(WHAT IS BEING ASKED)
Look through the records below, and copy out every line that holds the string "JSON".

(GIVEN RECORDS)
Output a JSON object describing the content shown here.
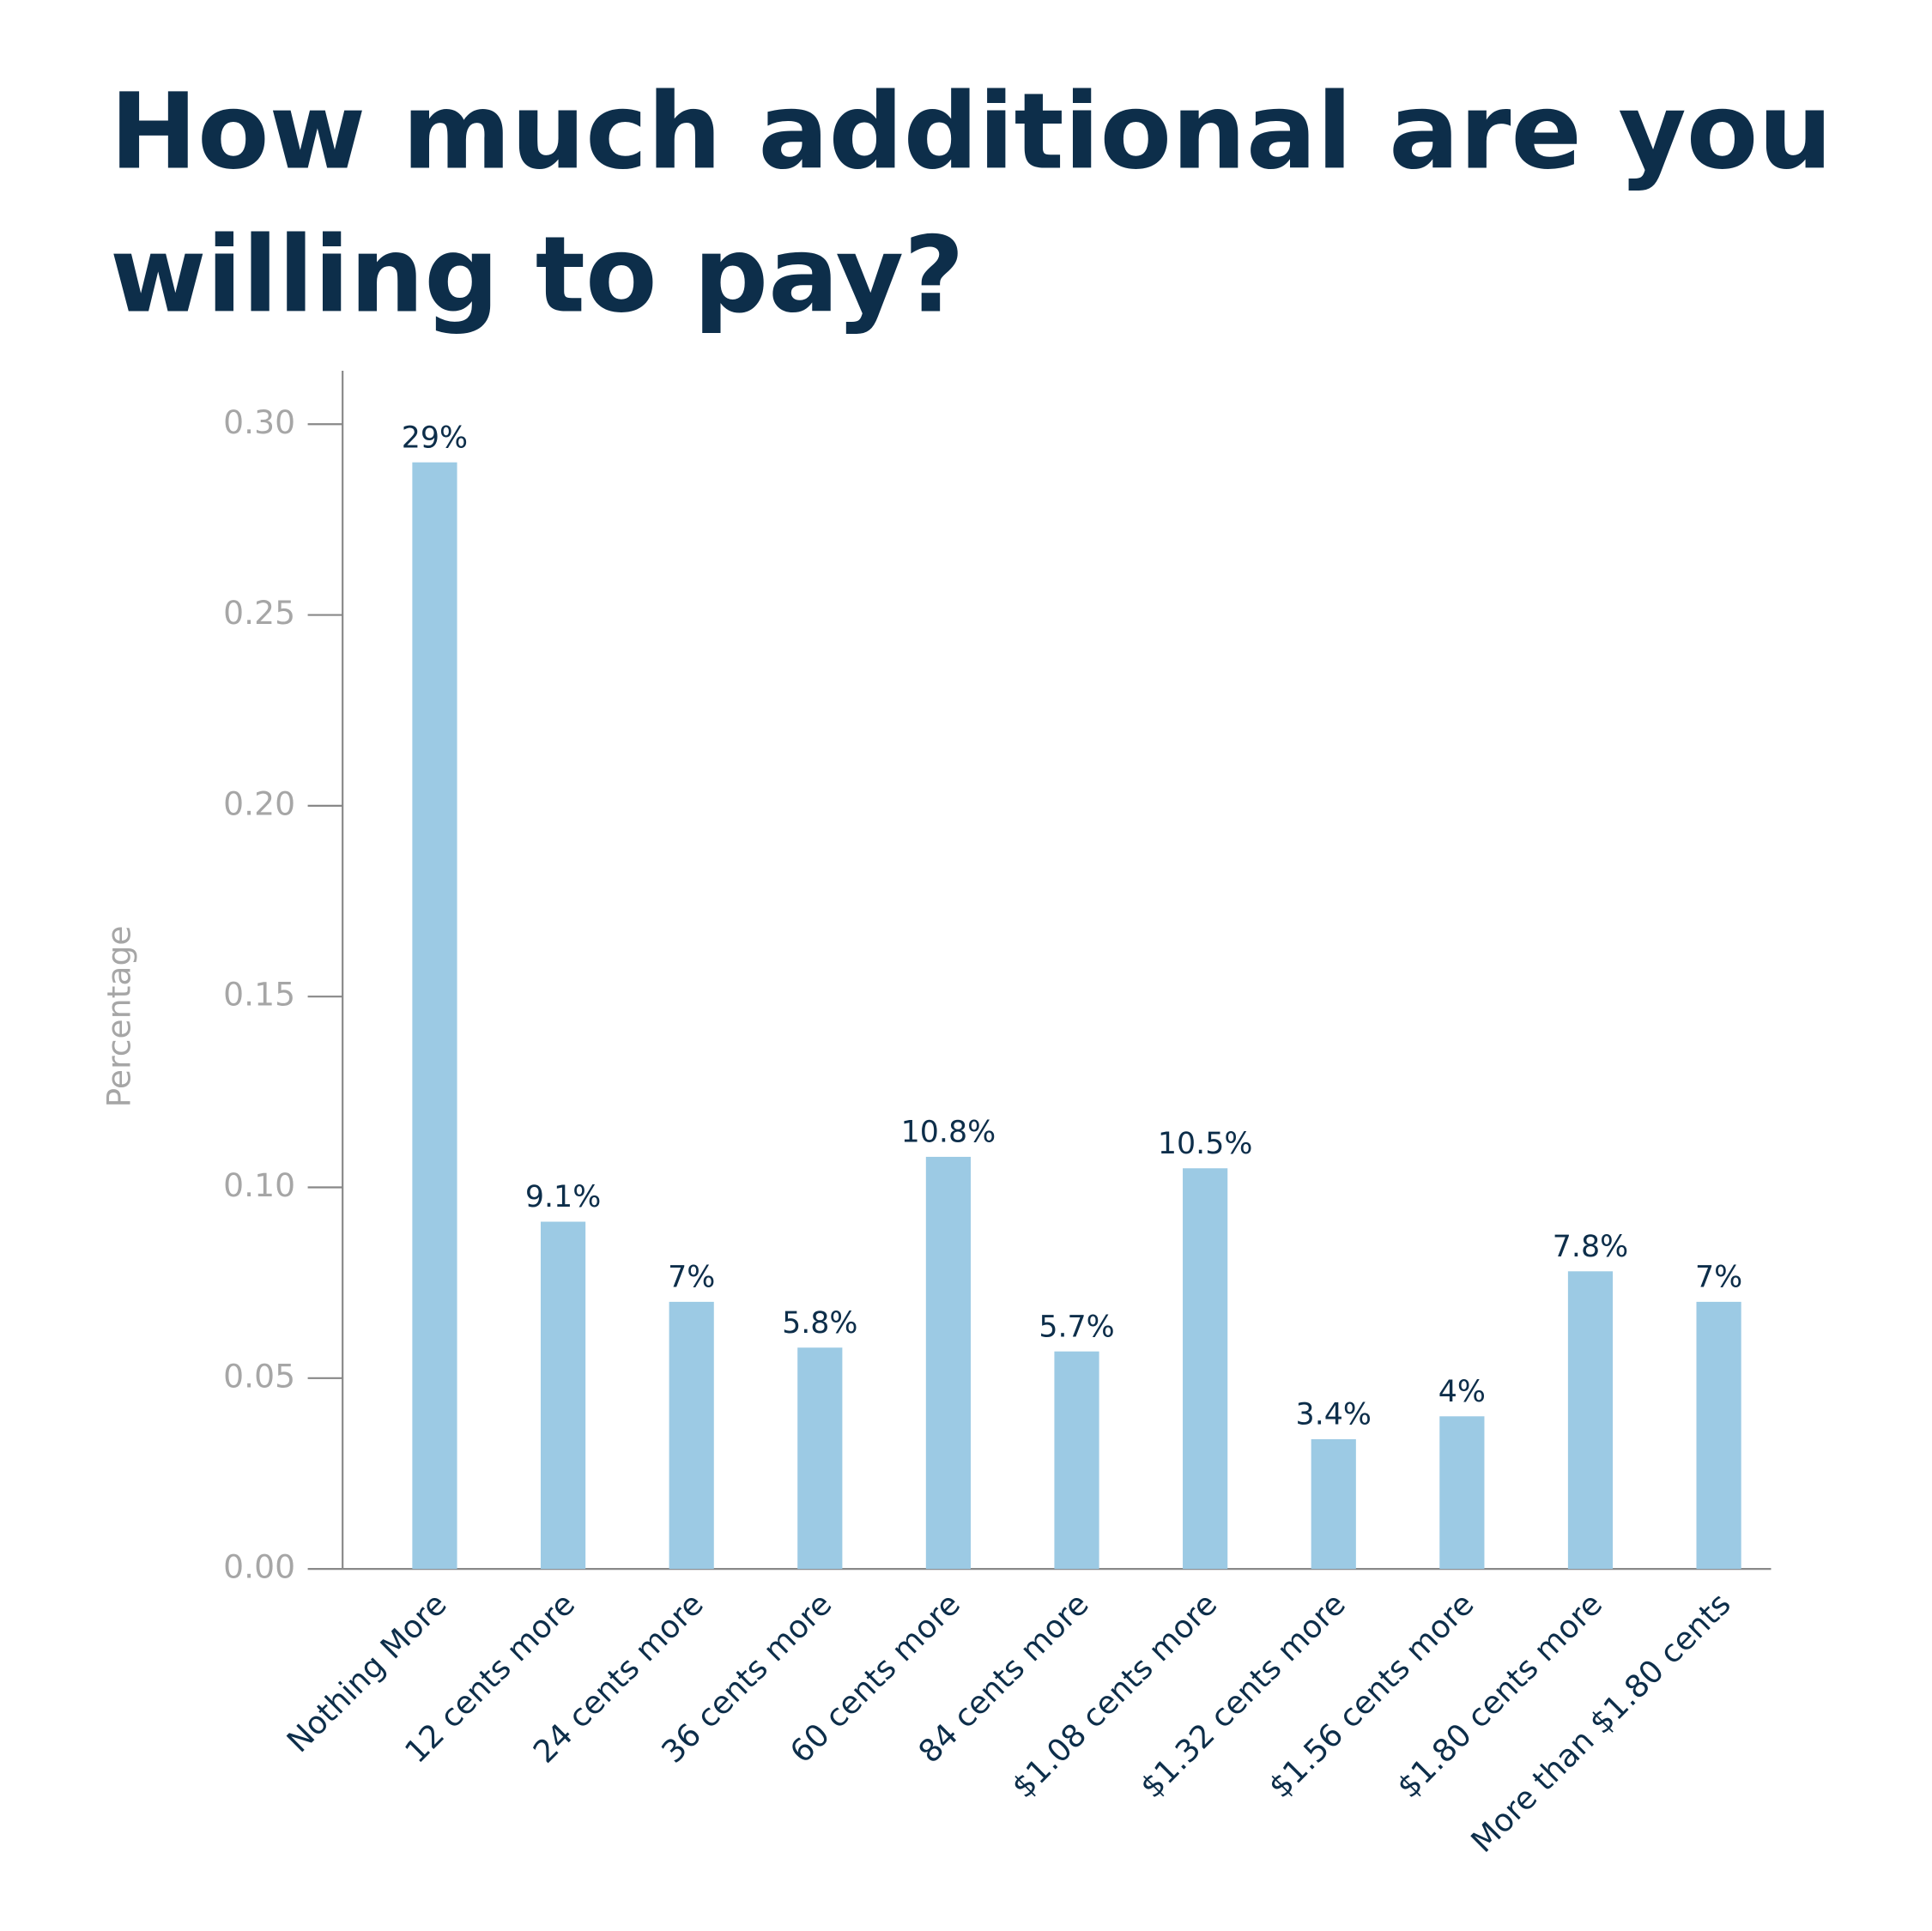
{
  "chart_data": {
    "type": "bar",
    "title": [
      "How much additional are you",
      "willing to pay?"
    ],
    "y_label": "Percentage",
    "categories": [
      "Nothing More",
      "12 cents more",
      "24 cents more",
      "36 cents more",
      "60 cents more",
      "84 cents more",
      "$1.08 cents more",
      "$1.32 cents more",
      "$1.56 cents more",
      "$1.80 cents more",
      "More than $1.80 cents"
    ],
    "values": [
      0.29,
      0.091,
      0.07,
      0.058,
      0.108,
      0.057,
      0.105,
      0.034,
      0.04,
      0.078,
      0.07
    ],
    "value_labels": [
      "29%",
      "9.1%",
      "7%",
      "5.8%",
      "10.8%",
      "5.7%",
      "10.5%",
      "3.4%",
      "4%",
      "7.8%",
      "7%"
    ],
    "color": "#9ccae4",
    "ylim": [
      0,
      0.314
    ],
    "yticks": [
      {
        "value": 0,
        "label": "0.00"
      },
      {
        "value": 0.05,
        "label": "0.05"
      },
      {
        "value": 0.1,
        "label": "0.10"
      },
      {
        "value": 0.15,
        "label": "0.15"
      },
      {
        "value": 0.2,
        "label": "0.20"
      },
      {
        "value": 0.25,
        "label": "0.25"
      },
      {
        "value": 0.3,
        "label": "0.30"
      }
    ]
  }
}
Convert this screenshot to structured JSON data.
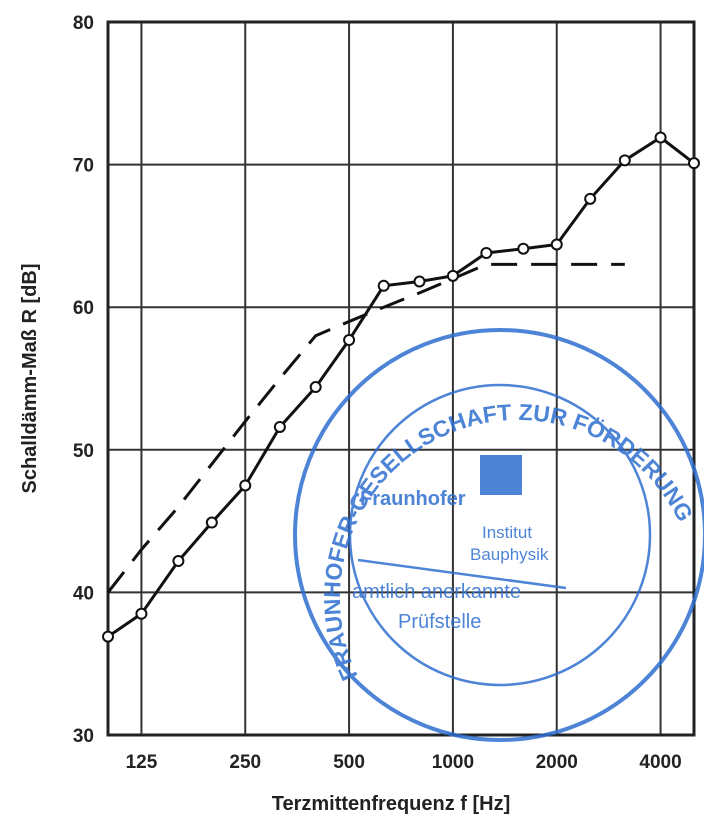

(EXERCISE ANSWER)
Output a JSON object describing the content shown here.
Convert this screenshot to structured JSON data.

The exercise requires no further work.